START Records provided
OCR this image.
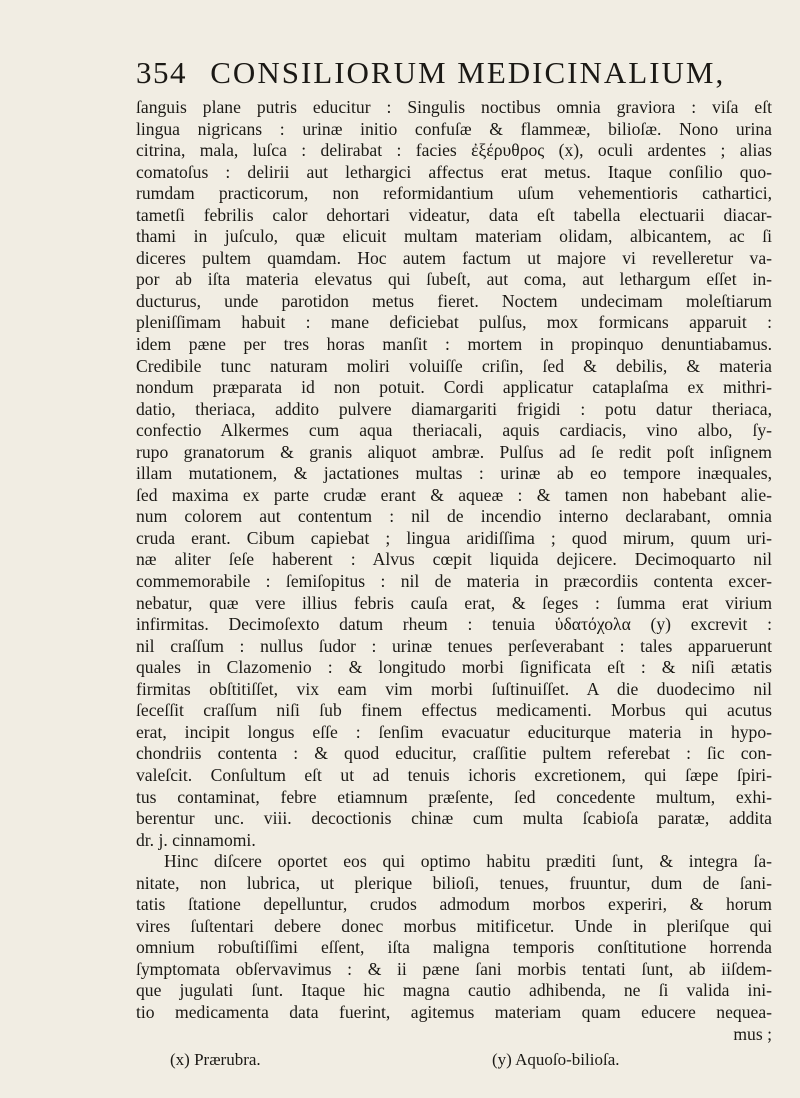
354 CONSILIORUM MEDICINALIUM,
ſanguis plane putris educitur : Singulis noctibus omnia graviora : viſa eſt
lingua nigricans : urinæ initio confuſæ & flammeæ, bilioſæ. Nono urina
citrina, mala, luſca : delirabat : facies ἐξέρυθρος (x), oculi ardentes ; alias
comatoſus : delirii aut lethargici affectus erat metus. Itaque conſilio quo-
rumdam practicorum, non reformidantium uſum vehementioris cathartici,
tametſi febrilis calor dehortari videatur, data eſt tabella electuarii diacar-
thami in juſculo, quæ elicuit multam materiam olidam, albicantem, ac ſi
diceres pultem quamdam. Hoc autem factum ut majore vi revelleretur va-
por ab iſta materia elevatus qui ſubeſt, aut coma, aut lethargum eſſet in-
ducturus, unde parotidon metus fieret. Noctem undecimam moleſtiarum
pleniſſimam habuit : mane deficiebat pulſus, mox formicans apparuit :
idem pæne per tres horas manſit : mortem in propinquo denuntiabamus.
Credibile tunc naturam moliri voluiſſe criſin, ſed & debilis, & materia
nondum præparata id non potuit. Cordi applicatur cataplaſma ex mithri-
datio, theriaca, addito pulvere diamargariti frigidi : potu datur theriaca,
confectio Alkermes cum aqua theriacali, aquis cardiacis, vino albo, ſy-
rupo granatorum & granis aliquot ambræ. Pulſus ad ſe redit poſt inſignem
illam mutationem, & jactationes multas : urinæ ab eo tempore inæquales,
ſed maxima ex parte crudæ erant & aqueæ : & tamen non habebant alie-
num colorem aut contentum : nil de incendio interno declarabant, omnia
cruda erant. Cibum capiebat ; lingua aridiſſima ; quod mirum, quum uri-
næ aliter ſeſe haberent : Alvus cœpit liquida dejicere. Decimoquarto nil
commemorabile : ſemiſopitus : nil de materia in præcordiis contenta excer-
nebatur, quæ vere illius febris cauſa erat, & ſeges : ſumma erat virium
infirmitas. Decimoſexto datum rheum : tenuia ὑδατόχολα (y) excrevit :
nil craſſum : nullus ſudor : urinæ tenues perſeverabant : tales apparuerunt
quales in Clazomenio : & longitudo morbi ſignificata eſt : & niſi ætatis
firmitas obſtitiſſet, vix eam vim morbi ſuſtinuiſſet. A die duodecimo nil
ſeceſſit craſſum niſi ſub finem effectus medicamenti. Morbus qui acutus
erat, incipit longus eſſe : ſenſim evacuatur educiturque materia in hypo-
chondriis contenta : & quod educitur, craſſitie pultem referebat : ſic con-
valeſcit. Conſultum eſt ut ad tenuis ichoris excretionem, qui ſæpe ſpiri-
tus contaminat, febre etiamnum præſente, ſed concedente multum, exhi-
berentur unc. viii. decoctionis chinæ cum multa ſcabioſa paratæ, addita
dr. j. cinnamomi.
Hinc diſcere oportet eos qui optimo habitu præditi ſunt, & integra ſa-
nitate, non lubrica, ut plerique bilioſi, tenues, fruuntur, dum de ſani-
tatis ſtatione depelluntur, crudos admodum morbos experiri, & horum
vires ſuſtentari debere donec morbus mitificetur. Unde in pleriſque qui
omnium robuſtiſſimi eſſent, iſta maligna temporis conſtitutione horrenda
ſymptomata obſervavimus : & ii pæne ſani morbis tentati ſunt, ab iiſdem-
que jugulati ſunt. Itaque hic magna cautio adhibenda, ne ſi valida ini-
tio medicamenta data fuerint, agitemus materiam quam educere nequea-
mus ;
(x) Prærubra.	(y) Aquoſo-bilioſa.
END Records provided
Task description: Will you restate every entry word for word and omit the images?

Answer to the problem:
OCR this image.
354 CONSILIORUM MEDICINALIUM,
ſanguis plane putris educitur : Singulis noctibus omnia graviora : viſa eſt
lingua nigricans : urinæ initio confuſæ & flammeæ, bilioſæ. Nono urina
citrina, mala, luſca : delirabat : facies ἐξέρυθρος (x), oculi ardentes ; alias
comatoſus : delirii aut lethargici affectus erat metus. Itaque conſilio quo-
rumdam practicorum, non reformidantium uſum vehementioris cathartici,
tametſi febrilis calor dehortari videatur, data eſt tabella electuarii diacar-
thami in juſculo, quæ elicuit multam materiam olidam, albicantem, ac ſi
diceres pultem quamdam. Hoc autem factum ut majore vi revelleretur va-
por ab iſta materia elevatus qui ſubeſt, aut coma, aut lethargum eſſet in-
ducturus, unde parotidon metus fieret. Noctem undecimam moleſtiarum
pleniſſimam habuit : mane deficiebat pulſus, mox formicans apparuit :
idem pæne per tres horas manſit : mortem in propinquo denuntiabamus.
Credibile tunc naturam moliri voluiſſe criſin, ſed & debilis, & materia
nondum præparata id non potuit. Cordi applicatur cataplaſma ex mithri-
datio, theriaca, addito pulvere diamargariti frigidi : potu datur theriaca,
confectio Alkermes cum aqua theriacali, aquis cardiacis, vino albo, ſy-
rupo granatorum & granis aliquot ambræ. Pulſus ad ſe redit poſt inſignem
illam mutationem, & jactationes multas : urinæ ab eo tempore inæquales,
ſed maxima ex parte crudæ erant & aqueæ : & tamen non habebant alie-
num colorem aut contentum : nil de incendio interno declarabant, omnia
cruda erant. Cibum capiebat ; lingua aridiſſima ; quod mirum, quum uri-
næ aliter ſeſe haberent : Alvus cœpit liquida dejicere. Decimoquarto nil
commemorabile : ſemiſopitus : nil de materia in præcordiis contenta excer-
nebatur, quæ vere illius febris cauſa erat, & ſeges : ſumma erat virium
infirmitas. Decimoſexto datum rheum : tenuia ὑδατόχολα (y) excrevit :
nil craſſum : nullus ſudor : urinæ tenues perſeverabant : tales apparuerunt
quales in Clazomenio : & longitudo morbi ſignificata eſt : & niſi ætatis
firmitas obſtitiſſet, vix eam vim morbi ſuſtinuiſſet. A die duodecimo nil
ſeceſſit craſſum niſi ſub finem effectus medicamenti. Morbus qui acutus
erat, incipit longus eſſe : ſenſim evacuatur educiturque materia in hypo-
chondriis contenta : & quod educitur, craſſitie pultem referebat : ſic con-
valeſcit. Conſultum eſt ut ad tenuis ichoris excretionem, qui ſæpe ſpiri-
tus contaminat, febre etiamnum præſente, ſed concedente multum, exhi-
berentur unc. viii. decoctionis chinæ cum multa ſcabioſa paratæ, addita
dr. j. cinnamomi.
Hinc diſcere oportet eos qui optimo habitu præditi ſunt, & integra ſa-
nitate, non lubrica, ut plerique bilioſi, tenues, fruuntur, dum de ſani-
tatis ſtatione depelluntur, crudos admodum morbos experiri, & horum
vires ſuſtentari debere donec morbus mitificetur. Unde in pleriſque qui
omnium robuſtiſſimi eſſent, iſta maligna temporis conſtitutione horrenda
ſymptomata obſervavimus : & ii pæne ſani morbis tentati ſunt, ab iiſdem-
que jugulati ſunt. Itaque hic magna cautio adhibenda, ne ſi valida ini-
tio medicamenta data fuerint, agitemus materiam quam educere nequea-
mus ;
(x) Prærubra.	(y) Aquoſo-bilioſa.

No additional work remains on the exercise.